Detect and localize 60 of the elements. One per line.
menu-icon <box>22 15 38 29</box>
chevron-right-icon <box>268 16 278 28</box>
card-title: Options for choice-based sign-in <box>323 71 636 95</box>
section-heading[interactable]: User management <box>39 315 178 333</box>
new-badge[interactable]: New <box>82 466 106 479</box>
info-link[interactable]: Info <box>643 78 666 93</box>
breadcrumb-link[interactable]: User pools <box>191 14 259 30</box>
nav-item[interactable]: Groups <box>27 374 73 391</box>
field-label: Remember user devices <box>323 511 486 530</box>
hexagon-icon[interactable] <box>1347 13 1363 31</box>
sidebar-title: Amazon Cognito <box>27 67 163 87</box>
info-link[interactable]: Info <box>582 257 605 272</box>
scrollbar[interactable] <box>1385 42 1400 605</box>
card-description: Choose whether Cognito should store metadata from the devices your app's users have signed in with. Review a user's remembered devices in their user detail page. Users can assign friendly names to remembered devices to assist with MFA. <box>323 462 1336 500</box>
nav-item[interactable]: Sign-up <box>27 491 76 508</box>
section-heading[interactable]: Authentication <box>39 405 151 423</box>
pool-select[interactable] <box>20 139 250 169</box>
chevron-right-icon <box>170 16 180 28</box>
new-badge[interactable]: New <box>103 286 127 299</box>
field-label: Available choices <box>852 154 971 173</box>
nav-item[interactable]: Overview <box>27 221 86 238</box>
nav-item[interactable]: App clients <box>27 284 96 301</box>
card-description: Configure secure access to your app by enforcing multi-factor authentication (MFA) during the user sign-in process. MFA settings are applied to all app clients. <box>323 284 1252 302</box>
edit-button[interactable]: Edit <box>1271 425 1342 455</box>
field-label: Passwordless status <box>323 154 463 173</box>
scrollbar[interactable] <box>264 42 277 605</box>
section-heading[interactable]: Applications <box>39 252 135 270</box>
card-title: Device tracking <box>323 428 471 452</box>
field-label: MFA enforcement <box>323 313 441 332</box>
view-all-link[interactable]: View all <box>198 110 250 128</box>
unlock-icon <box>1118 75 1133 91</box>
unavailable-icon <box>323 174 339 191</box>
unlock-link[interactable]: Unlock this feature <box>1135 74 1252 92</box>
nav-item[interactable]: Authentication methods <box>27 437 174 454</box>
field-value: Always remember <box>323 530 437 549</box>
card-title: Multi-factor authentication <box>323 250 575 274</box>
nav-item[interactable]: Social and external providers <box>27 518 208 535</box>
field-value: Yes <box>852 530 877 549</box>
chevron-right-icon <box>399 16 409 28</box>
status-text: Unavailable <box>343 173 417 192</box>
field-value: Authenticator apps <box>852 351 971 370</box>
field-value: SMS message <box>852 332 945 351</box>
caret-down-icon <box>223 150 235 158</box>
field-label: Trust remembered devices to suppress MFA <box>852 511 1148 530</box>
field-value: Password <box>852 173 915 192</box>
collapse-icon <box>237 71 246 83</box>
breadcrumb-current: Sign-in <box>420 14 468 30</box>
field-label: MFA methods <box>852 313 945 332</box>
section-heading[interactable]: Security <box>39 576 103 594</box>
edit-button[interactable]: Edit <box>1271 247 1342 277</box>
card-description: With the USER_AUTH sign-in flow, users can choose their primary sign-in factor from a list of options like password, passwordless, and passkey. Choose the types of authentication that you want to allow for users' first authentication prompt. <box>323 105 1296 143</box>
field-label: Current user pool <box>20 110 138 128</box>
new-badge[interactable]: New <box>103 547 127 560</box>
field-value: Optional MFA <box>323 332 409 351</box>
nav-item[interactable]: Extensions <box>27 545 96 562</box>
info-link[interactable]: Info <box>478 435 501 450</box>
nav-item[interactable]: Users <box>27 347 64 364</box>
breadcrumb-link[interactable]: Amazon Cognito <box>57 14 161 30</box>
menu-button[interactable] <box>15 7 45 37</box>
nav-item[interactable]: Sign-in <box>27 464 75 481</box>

# # # # # # #

**Twoje zadanie:** Proszę przepisać pozycje od samego początku do wiersza z „scrollbar[interactable] <box>1385 42” włącznie, zmieniając nazwę „Groups” na „User groups”, a całą resztę pozostawić bez zmian.

**Pełna odpowiedź:**
Detect and localize 60 of the elements. One per line.
menu-icon <box>22 15 38 29</box>
chevron-right-icon <box>268 16 278 28</box>
card-title: Options for choice-based sign-in <box>323 71 636 95</box>
section-heading[interactable]: User management <box>39 315 178 333</box>
new-badge[interactable]: New <box>82 466 106 479</box>
info-link[interactable]: Info <box>643 78 666 93</box>
breadcrumb-link[interactable]: User pools <box>191 14 259 30</box>
nav-item[interactable]: User groups <box>27 374 73 391</box>
field-label: Remember user devices <box>323 511 486 530</box>
hexagon-icon[interactable] <box>1347 13 1363 31</box>
sidebar-title: Amazon Cognito <box>27 67 163 87</box>
info-link[interactable]: Info <box>582 257 605 272</box>
scrollbar[interactable] <box>1385 42 1400 605</box>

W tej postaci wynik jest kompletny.